What you have to do ▸
Where a line of the listing below includes the word "DASS", reproduce that line.

Input data ▸
*****
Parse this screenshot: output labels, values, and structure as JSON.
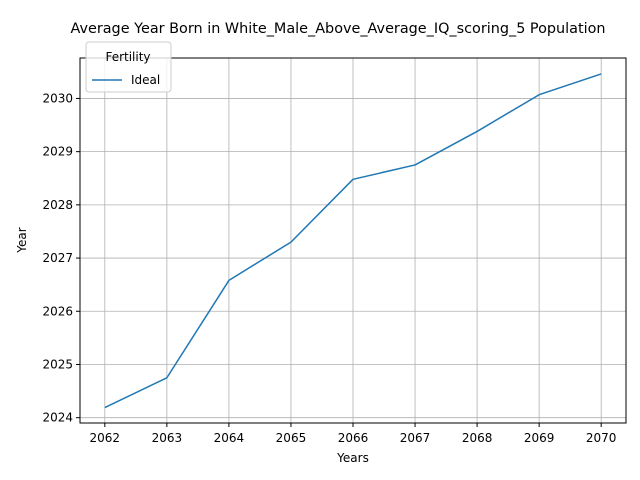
{
  "chart_data": {
    "type": "line",
    "title": "Average Year Born in White_Male_Above_Average_IQ_scoring_5 Population",
    "xlabel": "Years",
    "ylabel": "Year",
    "x": [
      2062,
      2063,
      2064,
      2065,
      2066,
      2067,
      2068,
      2069,
      2070
    ],
    "series": [
      {
        "name": "Ideal",
        "color": "#1f77b4",
        "values": [
          2024.19,
          2024.75,
          2026.58,
          2027.3,
          2028.48,
          2028.75,
          2029.38,
          2030.07,
          2030.46
        ]
      }
    ],
    "xlim": [
      2061.6,
      2070.4
    ],
    "ylim": [
      2023.9,
      2030.76
    ],
    "xticks": [
      2062,
      2063,
      2064,
      2065,
      2066,
      2067,
      2068,
      2069,
      2070
    ],
    "yticks": [
      2024,
      2025,
      2026,
      2027,
      2028,
      2029,
      2030
    ],
    "grid": true,
    "legend": {
      "title": "Fertility",
      "placement": "top-left"
    }
  }
}
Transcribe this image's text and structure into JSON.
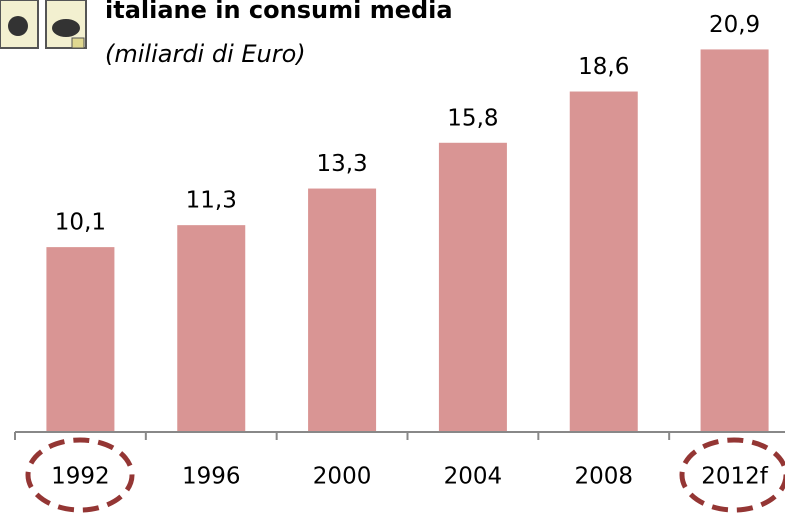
{
  "chart_data": {
    "type": "bar",
    "title": "italiane in consumi media",
    "subtitle": "(miliardi di Euro)",
    "categories": [
      "1992",
      "1996",
      "2000",
      "2004",
      "2008",
      "2012f"
    ],
    "values": [
      10.1,
      11.3,
      13.3,
      15.8,
      18.6,
      20.9
    ],
    "value_labels": [
      "10,1",
      "11,3",
      "13,3",
      "15,8",
      "18,6",
      "20,9"
    ],
    "color": "#d99594",
    "ylim": [
      0,
      23.6
    ]
  }
}
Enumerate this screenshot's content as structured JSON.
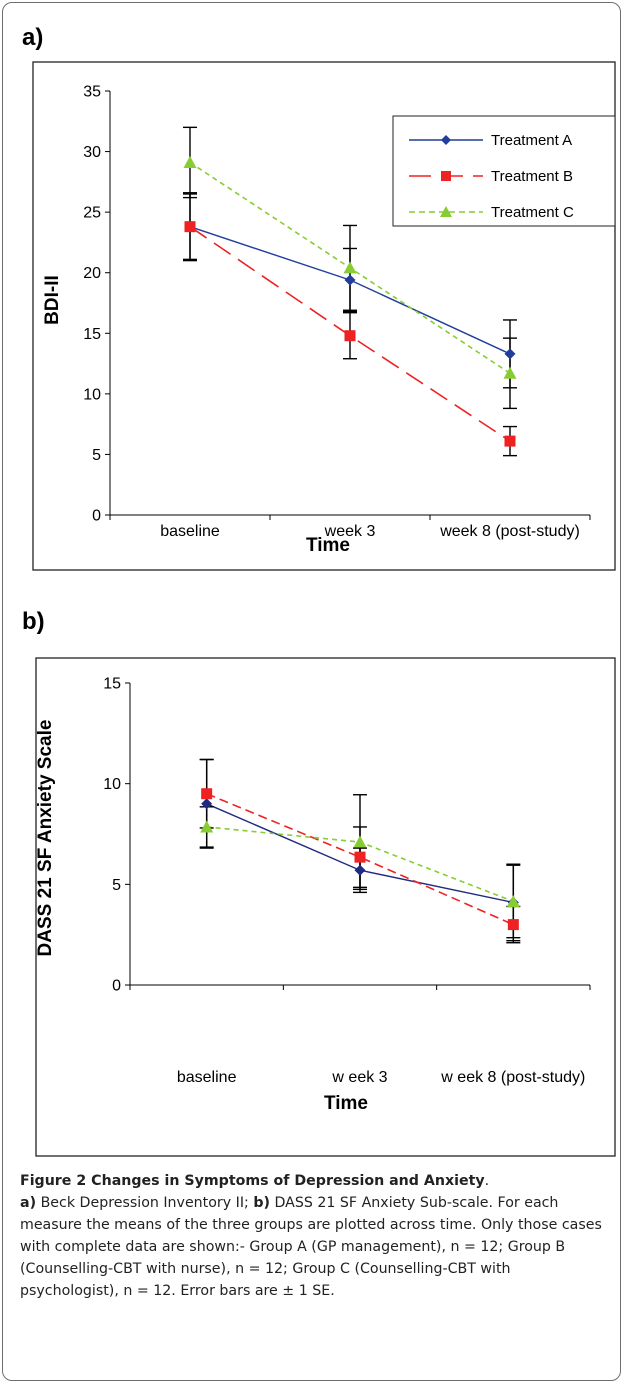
{
  "panels": {
    "a": "a)",
    "b": "b)"
  },
  "chart_data": [
    {
      "type": "line",
      "panel": "a)",
      "categories": [
        "baseline",
        "week 3",
        "week 8 (post-study)"
      ],
      "xlabel": "Time",
      "ylabel": "BDI-II",
      "ylim": [
        0,
        35
      ],
      "yticks": [
        0,
        5,
        10,
        15,
        20,
        25,
        30,
        35
      ],
      "grid": false,
      "legend": "top-right",
      "series": [
        {
          "name": "Treatment A",
          "values": [
            23.8,
            19.4,
            13.3
          ],
          "se": [
            2.8,
            2.6,
            2.8
          ],
          "color": "#1f3d99",
          "marker": "diamond",
          "dash": "solid"
        },
        {
          "name": "Treatment B",
          "values": [
            23.8,
            14.8,
            6.1
          ],
          "se": [
            2.7,
            1.9,
            1.2
          ],
          "color": "#ee2222",
          "marker": "square",
          "dash": "longdash"
        },
        {
          "name": "Treatment C",
          "values": [
            29.1,
            20.4,
            11.7
          ],
          "se": [
            2.9,
            3.5,
            2.9
          ],
          "color": "#88cc33",
          "marker": "triangle",
          "dash": "shortdash"
        }
      ]
    },
    {
      "type": "line",
      "panel": "b)",
      "categories": [
        "baseline",
        "w eek 3",
        "w eek 8 (post-study)"
      ],
      "xlabel": "Time",
      "ylabel": "DASS 21 SF Anxiety Scale",
      "ylim": [
        0,
        15
      ],
      "yticks": [
        0,
        5,
        10,
        15
      ],
      "grid": false,
      "legend": "none",
      "series": [
        {
          "name": "Treatment A",
          "values": [
            9.0,
            5.7,
            4.1
          ],
          "se": [
            2.2,
            1.1,
            1.9
          ],
          "color": "#1f2a80",
          "marker": "diamond",
          "dash": "solid"
        },
        {
          "name": "Treatment B",
          "values": [
            9.5,
            6.35,
            3.0
          ],
          "se": [
            1.7,
            1.5,
            0.9
          ],
          "color": "#ee2222",
          "marker": "square",
          "dash": "mediumdash"
        },
        {
          "name": "Treatment C",
          "values": [
            7.85,
            7.1,
            4.15
          ],
          "se": [
            1.0,
            2.35,
            1.8
          ],
          "color": "#88cc33",
          "marker": "triangle",
          "dash": "shortdash"
        }
      ]
    }
  ],
  "caption": {
    "title": "Figure 2 Changes in Symptoms of Depression and Anxiety",
    "title_end": ".",
    "a_label": "a)",
    "a_text": " Beck Depression Inventory II; ",
    "b_label": "b)",
    "b_text": " DASS 21 SF Anxiety Sub-scale. For each measure the means of the three groups are plotted across time. Only those cases with complete data are shown:- Group A (GP management), n = 12; Group B (Counselling-CBT with nurse), n = 12; Group C (Counselling-CBT with psychologist), n = 12. Error bars are ± 1 SE."
  }
}
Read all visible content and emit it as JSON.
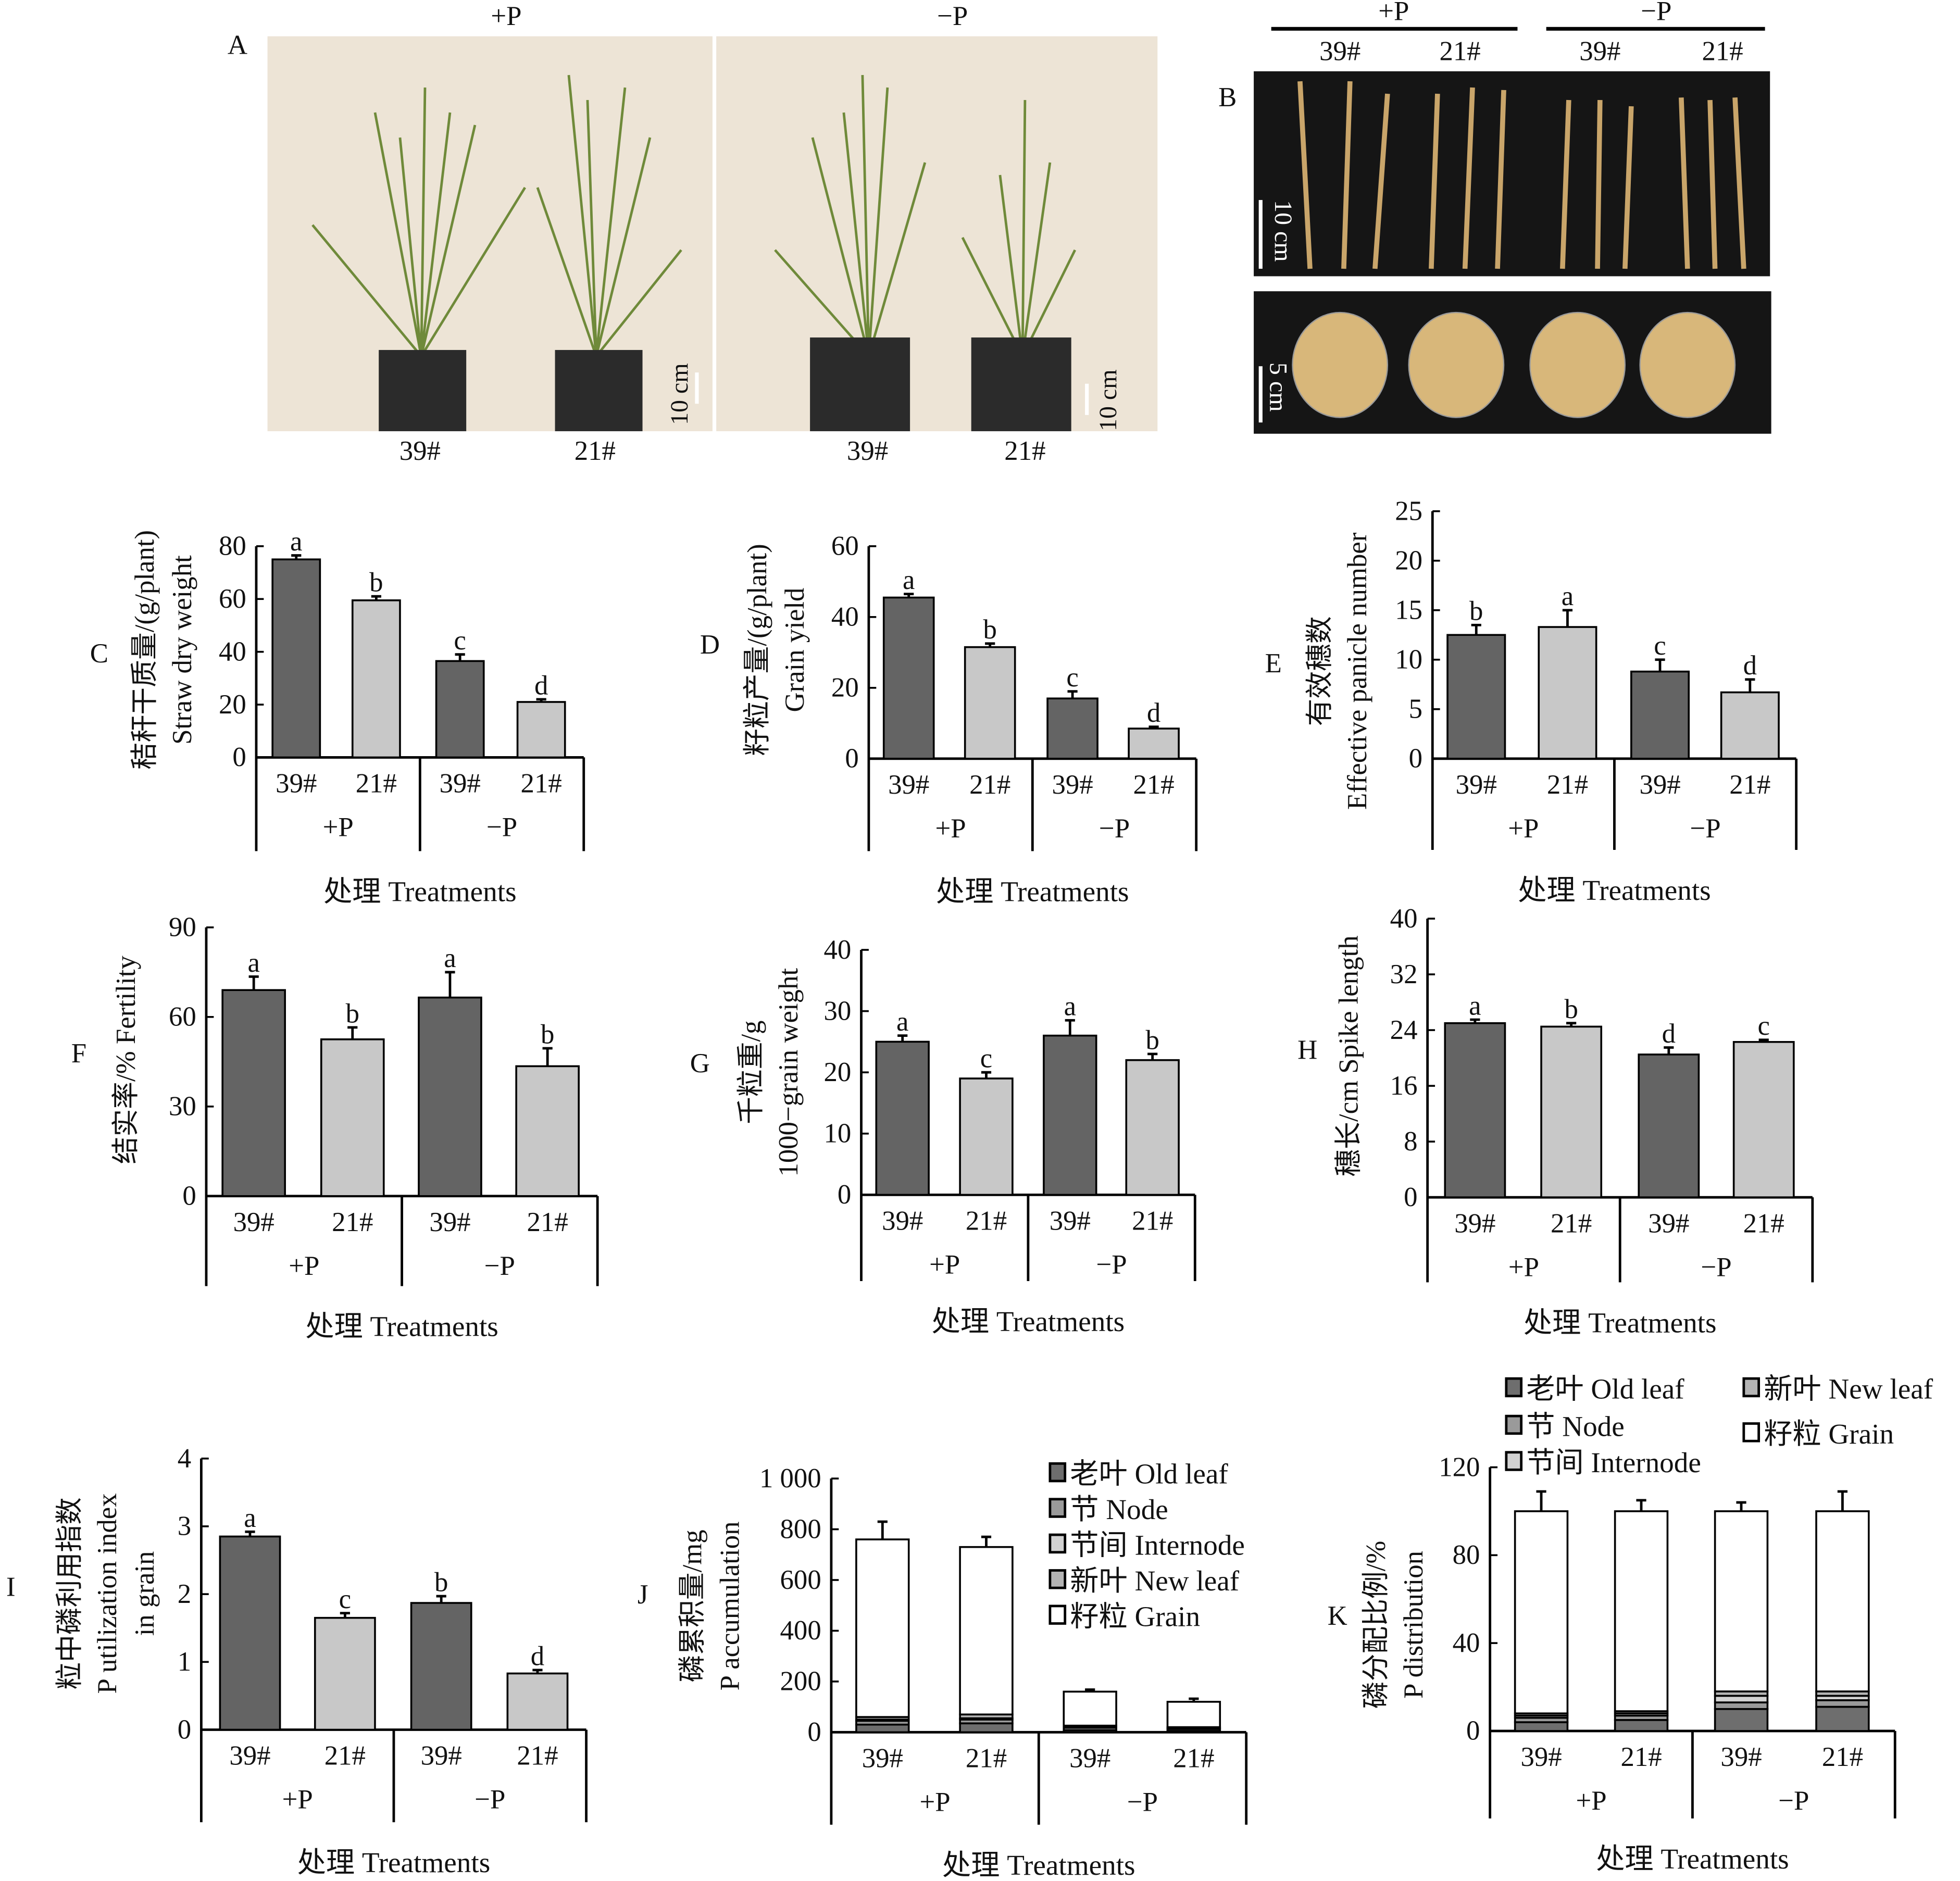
{
  "panel_a": {
    "letter": "A",
    "group_labels": [
      "+P",
      "−P"
    ],
    "plant_labels": [
      "39#",
      "21#",
      "39#",
      "21#"
    ],
    "scale_bar": "10 cm"
  },
  "panel_b": {
    "letter": "B",
    "group_labels": [
      "+P",
      "−P"
    ],
    "plant_labels": [
      "39#",
      "21#",
      "39#",
      "21#"
    ],
    "scale_bar_panicle": "10 cm",
    "scale_bar_grain": "5 cm"
  },
  "colors": {
    "dark": "#646464",
    "light": "#c8c8c8",
    "old_leaf": "#6e6e6e",
    "node": "#9a9a9a",
    "internode": "#d2d2d2",
    "new_leaf": "#b4b4b4",
    "grain": "#ffffff"
  },
  "chart_data": [
    {
      "letter": "C",
      "type": "bar",
      "ytitle": [
        "秸秆干质量/(g/plant)",
        "Straw dry weight"
      ],
      "xlabel": "处理 Treatments",
      "categories": [
        "39#",
        "21#",
        "39#",
        "21#"
      ],
      "groups": [
        "+P",
        "−P"
      ],
      "values": [
        75,
        59.5,
        36.5,
        21
      ],
      "errors": [
        1.5,
        1.5,
        2.5,
        1
      ],
      "letters": [
        "a",
        "b",
        "c",
        "d"
      ],
      "ylim": [
        0,
        80
      ],
      "yticks": [
        "0",
        "20",
        "40",
        "60",
        "80"
      ]
    },
    {
      "letter": "D",
      "type": "bar",
      "ytitle": [
        "籽粒产量/(g/plant)",
        "Grain yield"
      ],
      "xlabel": "处理 Treatments",
      "categories": [
        "39#",
        "21#",
        "39#",
        "21#"
      ],
      "groups": [
        "+P",
        "−P"
      ],
      "values": [
        45.5,
        31.5,
        17,
        8.5
      ],
      "errors": [
        1,
        1,
        2,
        0.5
      ],
      "letters": [
        "a",
        "b",
        "c",
        "d"
      ],
      "ylim": [
        0,
        60
      ],
      "yticks": [
        "0",
        "20",
        "40",
        "60"
      ]
    },
    {
      "letter": "E",
      "type": "bar",
      "ytitle": [
        "有效穗数",
        "Effective panicle number"
      ],
      "xlabel": "处理 Treatments",
      "categories": [
        "39#",
        "21#",
        "39#",
        "21#"
      ],
      "groups": [
        "+P",
        "−P"
      ],
      "values": [
        12.5,
        13.3,
        8.8,
        6.7
      ],
      "errors": [
        1,
        1.7,
        1.2,
        1.3
      ],
      "letters": [
        "b",
        "a",
        "c",
        "d"
      ],
      "ylim": [
        0,
        25
      ],
      "yticks": [
        "0",
        "5",
        "10",
        "15",
        "20",
        "25"
      ]
    },
    {
      "letter": "F",
      "type": "bar",
      "ytitle": [
        "结实率/%  Fertility"
      ],
      "xlabel": "处理 Treatments",
      "categories": [
        "39#",
        "21#",
        "39#",
        "21#"
      ],
      "groups": [
        "+P",
        "−P"
      ],
      "values": [
        69,
        52.5,
        66.5,
        43.5
      ],
      "errors": [
        4.5,
        4,
        8.5,
        6
      ],
      "letters": [
        "a",
        "b",
        "a",
        "b"
      ],
      "ylim": [
        0,
        90
      ],
      "yticks": [
        "0",
        "30",
        "60",
        "90"
      ]
    },
    {
      "letter": "G",
      "type": "bar",
      "ytitle": [
        "千粒重/g",
        "1000−grain weight"
      ],
      "xlabel": "处理 Treatments",
      "categories": [
        "39#",
        "21#",
        "39#",
        "21#"
      ],
      "groups": [
        "+P",
        "−P"
      ],
      "values": [
        25,
        19,
        26,
        22
      ],
      "errors": [
        1,
        1,
        2.5,
        1
      ],
      "letters": [
        "a",
        "c",
        "a",
        "b"
      ],
      "ylim": [
        0,
        40
      ],
      "yticks": [
        "0",
        "10",
        "20",
        "30",
        "40"
      ]
    },
    {
      "letter": "H",
      "type": "bar",
      "ytitle": [
        "穗长/cm Spike length"
      ],
      "xlabel": "处理 Treatments",
      "categories": [
        "39#",
        "21#",
        "39#",
        "21#"
      ],
      "groups": [
        "+P",
        "−P"
      ],
      "values": [
        25,
        24.5,
        20.5,
        22.3
      ],
      "errors": [
        0.5,
        0.5,
        1,
        0.3
      ],
      "letters": [
        "a",
        "b",
        "d",
        "c"
      ],
      "ylim": [
        0,
        40
      ],
      "yticks": [
        "0",
        "8",
        "16",
        "24",
        "32",
        "40"
      ]
    },
    {
      "letter": "I",
      "type": "bar",
      "ytitle": [
        "粒中磷利用指数",
        "P utilization index",
        "in grain"
      ],
      "xlabel": "处理 Treatments",
      "categories": [
        "39#",
        "21#",
        "39#",
        "21#"
      ],
      "groups": [
        "+P",
        "−P"
      ],
      "values": [
        2.85,
        1.65,
        1.87,
        0.83
      ],
      "errors": [
        0.07,
        0.07,
        0.1,
        0.05
      ],
      "letters": [
        "a",
        "c",
        "b",
        "d"
      ],
      "ylim": [
        0,
        4
      ],
      "yticks": [
        "0",
        "1",
        "2",
        "3",
        "4"
      ]
    },
    {
      "letter": "J",
      "type": "stacked_bar",
      "ytitle": [
        "磷累积量/mg",
        "P accumulation"
      ],
      "xlabel": "处理 Treatments",
      "categories": [
        "39#",
        "21#",
        "39#",
        "21#"
      ],
      "groups": [
        "+P",
        "−P"
      ],
      "legend": [
        "老叶 Old leaf",
        "节 Node",
        "节间 Internode",
        "新叶 New leaf",
        "籽粒 Grain"
      ],
      "series": [
        {
          "name": "Old leaf",
          "values": [
            30,
            35,
            8,
            5
          ]
        },
        {
          "name": "Node",
          "values": [
            15,
            15,
            10,
            8
          ]
        },
        {
          "name": "Internode",
          "values": [
            5,
            5,
            3,
            2
          ]
        },
        {
          "name": "New leaf",
          "values": [
            10,
            15,
            5,
            5
          ]
        },
        {
          "name": "Grain",
          "values": [
            700,
            660,
            134,
            100
          ]
        }
      ],
      "errors": [
        70,
        40,
        8,
        12
      ],
      "ylim": [
        0,
        1000
      ],
      "yticks": [
        "0",
        "200",
        "400",
        "600",
        "800",
        "1 000"
      ]
    },
    {
      "letter": "K",
      "type": "stacked_bar",
      "ytitle": [
        "磷分配比例/%",
        "P distribution"
      ],
      "xlabel": "处理 Treatments",
      "categories": [
        "39#",
        "21#",
        "39#",
        "21#"
      ],
      "groups": [
        "+P",
        "−P"
      ],
      "legend": [
        "老叶 Old leaf",
        "新叶 New leaf",
        "节 Node",
        "籽粒 Grain",
        "节间 Internode"
      ],
      "series": [
        {
          "name": "Old leaf",
          "values": [
            4,
            5,
            10,
            11
          ]
        },
        {
          "name": "Node",
          "values": [
            2,
            2,
            3,
            3
          ]
        },
        {
          "name": "Internode",
          "values": [
            1,
            1,
            3,
            2
          ]
        },
        {
          "name": "New leaf",
          "values": [
            1,
            1,
            2,
            2
          ]
        },
        {
          "name": "Grain",
          "values": [
            92,
            91,
            82,
            82
          ]
        }
      ],
      "errors": [
        9,
        5,
        4,
        9
      ],
      "ylim": [
        0,
        120
      ],
      "yticks": [
        "0",
        "40",
        "80",
        "120"
      ]
    }
  ]
}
*****
Exercise solution ▸
      "ylabel": "DASS 21 SF Anxiety Scale",
    "b_text": " DASS 21 SF Anxiety Sub-scale. For each measure the means of the three groups are plotted across time. Only those cases with complete data are shown:- Group A (GP management), n = 12; Group B (Counselling-CBT with nurse), n = 12; Group C (Counselling-CBT with psychologist), n = 12. Error bars are ± 1 SE."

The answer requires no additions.